[BEGIN Records for the exercise]

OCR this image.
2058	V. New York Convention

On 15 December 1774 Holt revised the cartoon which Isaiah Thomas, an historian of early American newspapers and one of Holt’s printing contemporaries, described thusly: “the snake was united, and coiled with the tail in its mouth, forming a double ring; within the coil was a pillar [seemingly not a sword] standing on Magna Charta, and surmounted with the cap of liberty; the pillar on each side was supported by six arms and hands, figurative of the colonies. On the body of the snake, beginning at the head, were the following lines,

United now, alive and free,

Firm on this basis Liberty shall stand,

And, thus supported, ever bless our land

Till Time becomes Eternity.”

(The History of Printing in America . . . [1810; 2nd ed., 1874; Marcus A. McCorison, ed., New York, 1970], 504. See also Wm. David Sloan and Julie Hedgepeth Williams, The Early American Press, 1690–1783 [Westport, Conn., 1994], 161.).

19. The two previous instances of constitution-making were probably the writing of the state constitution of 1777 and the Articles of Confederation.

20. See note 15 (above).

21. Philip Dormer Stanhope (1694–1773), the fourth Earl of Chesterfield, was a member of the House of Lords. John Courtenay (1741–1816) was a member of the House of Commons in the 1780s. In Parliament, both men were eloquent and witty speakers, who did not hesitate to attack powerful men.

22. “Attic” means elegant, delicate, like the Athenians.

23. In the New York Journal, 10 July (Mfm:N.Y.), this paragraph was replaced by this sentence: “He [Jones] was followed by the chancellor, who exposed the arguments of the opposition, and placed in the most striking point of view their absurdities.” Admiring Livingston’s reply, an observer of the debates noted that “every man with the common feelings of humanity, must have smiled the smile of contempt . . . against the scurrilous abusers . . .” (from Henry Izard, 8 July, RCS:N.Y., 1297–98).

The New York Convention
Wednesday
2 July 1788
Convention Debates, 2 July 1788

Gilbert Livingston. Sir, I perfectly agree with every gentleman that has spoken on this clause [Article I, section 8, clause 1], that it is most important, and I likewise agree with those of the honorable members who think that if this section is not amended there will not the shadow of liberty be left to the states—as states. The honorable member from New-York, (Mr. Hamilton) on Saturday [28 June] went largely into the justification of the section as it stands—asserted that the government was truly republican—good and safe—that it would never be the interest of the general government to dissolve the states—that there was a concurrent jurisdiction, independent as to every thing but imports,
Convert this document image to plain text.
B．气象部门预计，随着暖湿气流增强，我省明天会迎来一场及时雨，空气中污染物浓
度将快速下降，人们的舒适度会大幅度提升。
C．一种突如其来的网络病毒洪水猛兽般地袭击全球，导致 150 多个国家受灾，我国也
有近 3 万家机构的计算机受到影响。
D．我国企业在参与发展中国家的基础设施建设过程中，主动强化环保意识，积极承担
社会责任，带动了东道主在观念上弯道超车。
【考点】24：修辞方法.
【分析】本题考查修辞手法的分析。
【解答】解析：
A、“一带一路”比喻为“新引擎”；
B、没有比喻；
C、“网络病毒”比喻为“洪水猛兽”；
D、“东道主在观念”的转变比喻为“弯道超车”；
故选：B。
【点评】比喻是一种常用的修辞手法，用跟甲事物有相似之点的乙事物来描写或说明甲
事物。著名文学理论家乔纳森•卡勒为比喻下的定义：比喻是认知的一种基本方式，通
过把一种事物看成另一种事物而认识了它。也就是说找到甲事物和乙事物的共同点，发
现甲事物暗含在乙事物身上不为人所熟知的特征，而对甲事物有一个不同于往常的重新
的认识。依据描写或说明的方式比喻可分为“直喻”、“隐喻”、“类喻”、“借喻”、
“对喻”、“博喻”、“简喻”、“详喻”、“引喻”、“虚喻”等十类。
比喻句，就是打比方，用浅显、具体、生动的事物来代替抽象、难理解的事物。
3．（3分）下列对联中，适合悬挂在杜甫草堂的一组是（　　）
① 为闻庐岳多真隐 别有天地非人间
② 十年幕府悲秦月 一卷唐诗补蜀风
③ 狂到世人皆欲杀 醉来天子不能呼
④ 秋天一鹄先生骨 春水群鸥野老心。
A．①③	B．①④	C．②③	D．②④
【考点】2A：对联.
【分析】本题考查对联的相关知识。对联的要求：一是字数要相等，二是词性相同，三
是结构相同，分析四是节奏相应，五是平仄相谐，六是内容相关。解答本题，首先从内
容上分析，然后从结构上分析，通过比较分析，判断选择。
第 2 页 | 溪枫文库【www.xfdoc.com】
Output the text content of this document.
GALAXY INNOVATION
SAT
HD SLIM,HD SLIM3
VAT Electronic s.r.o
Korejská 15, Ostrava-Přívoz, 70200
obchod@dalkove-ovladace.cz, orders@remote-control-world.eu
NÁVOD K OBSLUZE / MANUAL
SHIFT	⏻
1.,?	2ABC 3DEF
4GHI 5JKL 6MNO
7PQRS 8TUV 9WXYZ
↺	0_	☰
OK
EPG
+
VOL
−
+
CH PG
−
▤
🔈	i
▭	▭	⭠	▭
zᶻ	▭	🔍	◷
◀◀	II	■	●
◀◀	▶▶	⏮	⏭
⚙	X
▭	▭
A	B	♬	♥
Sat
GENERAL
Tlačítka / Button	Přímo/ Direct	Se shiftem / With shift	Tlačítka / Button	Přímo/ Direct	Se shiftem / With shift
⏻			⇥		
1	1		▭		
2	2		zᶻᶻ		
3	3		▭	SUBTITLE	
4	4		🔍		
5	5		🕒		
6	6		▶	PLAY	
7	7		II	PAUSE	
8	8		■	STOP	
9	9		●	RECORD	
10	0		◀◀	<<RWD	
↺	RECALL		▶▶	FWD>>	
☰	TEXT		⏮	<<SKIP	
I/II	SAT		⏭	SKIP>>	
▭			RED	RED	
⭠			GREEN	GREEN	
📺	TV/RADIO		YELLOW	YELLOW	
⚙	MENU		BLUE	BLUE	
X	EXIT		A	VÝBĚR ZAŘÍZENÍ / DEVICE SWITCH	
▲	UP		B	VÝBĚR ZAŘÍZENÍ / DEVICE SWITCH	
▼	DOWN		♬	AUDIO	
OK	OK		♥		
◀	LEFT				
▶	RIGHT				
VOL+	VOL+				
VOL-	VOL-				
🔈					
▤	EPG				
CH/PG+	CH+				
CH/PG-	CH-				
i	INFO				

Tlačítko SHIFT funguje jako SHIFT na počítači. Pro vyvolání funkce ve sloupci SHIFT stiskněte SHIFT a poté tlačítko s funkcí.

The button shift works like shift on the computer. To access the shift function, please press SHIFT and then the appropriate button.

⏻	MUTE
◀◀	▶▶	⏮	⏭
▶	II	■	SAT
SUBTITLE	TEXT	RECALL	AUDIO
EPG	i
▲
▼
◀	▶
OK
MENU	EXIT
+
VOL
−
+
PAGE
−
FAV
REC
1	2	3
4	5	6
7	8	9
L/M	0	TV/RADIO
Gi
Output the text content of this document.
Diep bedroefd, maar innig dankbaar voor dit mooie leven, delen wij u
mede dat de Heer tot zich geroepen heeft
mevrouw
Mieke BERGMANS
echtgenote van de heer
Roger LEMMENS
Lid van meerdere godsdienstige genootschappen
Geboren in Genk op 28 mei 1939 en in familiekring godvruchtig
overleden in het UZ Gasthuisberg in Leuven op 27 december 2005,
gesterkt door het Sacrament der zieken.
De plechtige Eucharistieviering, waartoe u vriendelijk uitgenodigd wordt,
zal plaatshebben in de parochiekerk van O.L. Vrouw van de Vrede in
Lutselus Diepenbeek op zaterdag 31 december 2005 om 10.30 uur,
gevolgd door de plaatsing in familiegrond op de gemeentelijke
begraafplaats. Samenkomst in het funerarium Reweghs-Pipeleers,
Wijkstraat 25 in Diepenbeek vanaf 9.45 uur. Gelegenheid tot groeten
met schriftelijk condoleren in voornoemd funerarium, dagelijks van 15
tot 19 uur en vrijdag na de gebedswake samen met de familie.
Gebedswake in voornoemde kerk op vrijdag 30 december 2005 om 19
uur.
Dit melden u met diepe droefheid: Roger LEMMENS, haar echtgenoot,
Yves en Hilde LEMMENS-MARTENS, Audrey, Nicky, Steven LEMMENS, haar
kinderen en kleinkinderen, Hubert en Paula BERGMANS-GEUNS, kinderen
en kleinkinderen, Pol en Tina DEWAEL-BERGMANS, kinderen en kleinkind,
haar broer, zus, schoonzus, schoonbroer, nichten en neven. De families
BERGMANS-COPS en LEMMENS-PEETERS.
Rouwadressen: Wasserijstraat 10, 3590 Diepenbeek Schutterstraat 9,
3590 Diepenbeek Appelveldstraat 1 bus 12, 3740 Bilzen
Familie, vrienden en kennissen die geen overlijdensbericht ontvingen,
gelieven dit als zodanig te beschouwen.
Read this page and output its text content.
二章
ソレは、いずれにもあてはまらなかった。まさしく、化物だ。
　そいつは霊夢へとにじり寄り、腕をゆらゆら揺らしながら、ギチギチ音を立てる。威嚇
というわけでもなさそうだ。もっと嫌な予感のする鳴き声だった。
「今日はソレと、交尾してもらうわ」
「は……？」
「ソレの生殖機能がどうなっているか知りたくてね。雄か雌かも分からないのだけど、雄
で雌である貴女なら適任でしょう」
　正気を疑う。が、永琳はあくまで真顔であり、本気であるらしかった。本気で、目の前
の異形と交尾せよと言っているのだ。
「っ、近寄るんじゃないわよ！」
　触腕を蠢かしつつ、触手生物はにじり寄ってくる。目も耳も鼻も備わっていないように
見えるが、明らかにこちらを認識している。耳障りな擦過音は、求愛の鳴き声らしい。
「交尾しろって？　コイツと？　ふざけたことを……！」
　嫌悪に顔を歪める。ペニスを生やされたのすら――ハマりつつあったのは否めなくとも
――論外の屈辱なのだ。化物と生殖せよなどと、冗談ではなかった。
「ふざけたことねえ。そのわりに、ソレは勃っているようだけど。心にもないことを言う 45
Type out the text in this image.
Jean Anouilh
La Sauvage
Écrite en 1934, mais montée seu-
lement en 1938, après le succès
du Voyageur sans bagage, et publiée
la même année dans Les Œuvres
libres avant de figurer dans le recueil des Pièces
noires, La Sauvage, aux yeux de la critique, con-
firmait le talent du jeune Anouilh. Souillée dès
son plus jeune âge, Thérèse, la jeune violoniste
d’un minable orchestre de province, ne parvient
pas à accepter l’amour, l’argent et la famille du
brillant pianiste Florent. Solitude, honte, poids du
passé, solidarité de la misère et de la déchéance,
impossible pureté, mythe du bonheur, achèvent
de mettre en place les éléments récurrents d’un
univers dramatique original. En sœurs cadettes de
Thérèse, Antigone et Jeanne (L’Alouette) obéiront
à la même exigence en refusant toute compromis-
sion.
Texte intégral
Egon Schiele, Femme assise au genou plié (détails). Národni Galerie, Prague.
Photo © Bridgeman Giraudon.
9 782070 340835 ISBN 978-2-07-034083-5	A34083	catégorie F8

[END Records for the exercise]

Problem to work on =>
Which lines hold the word "image"? Return all of them from the records above.

Exercise response =>
OCR this image.
Convert this document image to plain text.
Type out the text in this image.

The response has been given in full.